# START OF RECORDS TO USE

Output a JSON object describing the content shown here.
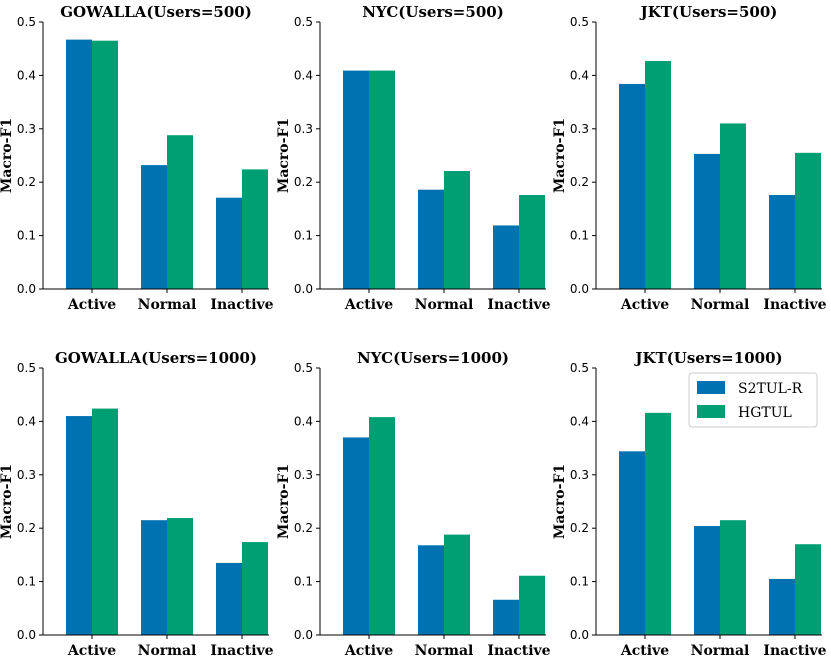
{
  "colors": {
    "s2tul": "#0072b2",
    "hgtul": "#009e73"
  },
  "legend": {
    "items": [
      {
        "label": "S2TUL-R",
        "color": "#0072b2"
      },
      {
        "label": "HGTUL",
        "color": "#009e73"
      }
    ]
  },
  "chart_data": [
    {
      "type": "bar",
      "title": "GOWALLA(Users=500)",
      "ylabel": "Macro-F1",
      "ylim": [
        0,
        0.5
      ],
      "yticks": [
        "0.0",
        "0.1",
        "0.2",
        "0.3",
        "0.4",
        "0.5"
      ],
      "categories": [
        "Active",
        "Normal",
        "Inactive"
      ],
      "series": [
        {
          "name": "S2TUL-R",
          "values": [
            0.467,
            0.232,
            0.171
          ]
        },
        {
          "name": "HGTUL",
          "values": [
            0.465,
            0.288,
            0.224
          ]
        }
      ]
    },
    {
      "type": "bar",
      "title": "NYC(Users=500)",
      "ylabel": "Macro-F1",
      "ylim": [
        0,
        0.5
      ],
      "yticks": [
        "0.0",
        "0.1",
        "0.2",
        "0.3",
        "0.4",
        "0.5"
      ],
      "categories": [
        "Active",
        "Normal",
        "Inactive"
      ],
      "series": [
        {
          "name": "S2TUL-R",
          "values": [
            0.409,
            0.186,
            0.119
          ]
        },
        {
          "name": "HGTUL",
          "values": [
            0.409,
            0.221,
            0.176
          ]
        }
      ]
    },
    {
      "type": "bar",
      "title": "JKT(Users=500)",
      "ylabel": "Macro-F1",
      "ylim": [
        0,
        0.5
      ],
      "yticks": [
        "0.0",
        "0.1",
        "0.2",
        "0.3",
        "0.4",
        "0.5"
      ],
      "categories": [
        "Active",
        "Normal",
        "Inactive"
      ],
      "series": [
        {
          "name": "S2TUL-R",
          "values": [
            0.384,
            0.253,
            0.176
          ]
        },
        {
          "name": "HGTUL",
          "values": [
            0.427,
            0.31,
            0.255
          ]
        }
      ]
    },
    {
      "type": "bar",
      "title": "GOWALLA(Users=1000)",
      "ylabel": "Macro-F1",
      "ylim": [
        0,
        0.5
      ],
      "yticks": [
        "0.0",
        "0.1",
        "0.2",
        "0.3",
        "0.4",
        "0.5"
      ],
      "categories": [
        "Active",
        "Normal",
        "Inactive"
      ],
      "series": [
        {
          "name": "S2TUL-R",
          "values": [
            0.41,
            0.215,
            0.135
          ]
        },
        {
          "name": "HGTUL",
          "values": [
            0.424,
            0.219,
            0.174
          ]
        }
      ]
    },
    {
      "type": "bar",
      "title": "NYC(Users=1000)",
      "ylabel": "Macro-F1",
      "ylim": [
        0,
        0.5
      ],
      "yticks": [
        "0.0",
        "0.1",
        "0.2",
        "0.3",
        "0.4",
        "0.5"
      ],
      "categories": [
        "Active",
        "Normal",
        "Inactive"
      ],
      "series": [
        {
          "name": "S2TUL-R",
          "values": [
            0.37,
            0.168,
            0.066
          ]
        },
        {
          "name": "HGTUL",
          "values": [
            0.408,
            0.188,
            0.111
          ]
        }
      ]
    },
    {
      "type": "bar",
      "title": "JKT(Users=1000)",
      "ylabel": "Macro-F1",
      "ylim": [
        0,
        0.5
      ],
      "yticks": [
        "0.0",
        "0.1",
        "0.2",
        "0.3",
        "0.4",
        "0.5"
      ],
      "categories": [
        "Active",
        "Normal",
        "Inactive"
      ],
      "series": [
        {
          "name": "S2TUL-R",
          "values": [
            0.344,
            0.204,
            0.105
          ]
        },
        {
          "name": "HGTUL",
          "values": [
            0.416,
            0.215,
            0.17
          ]
        }
      ]
    }
  ]
}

# END OF RECORDS TO USE

### EXERCISE DETAILS
Copy each line of the listing that includes "title".

### SOLVED PROBLEM
      "title": "GOWALLA(Users=500)",
      "title": "NYC(Users=500)",
      "title": "JKT(Users=500)",
      "title": "GOWALLA(Users=1000)",
      "title": "NYC(Users=1000)",
      "title": "JKT(Users=1000)",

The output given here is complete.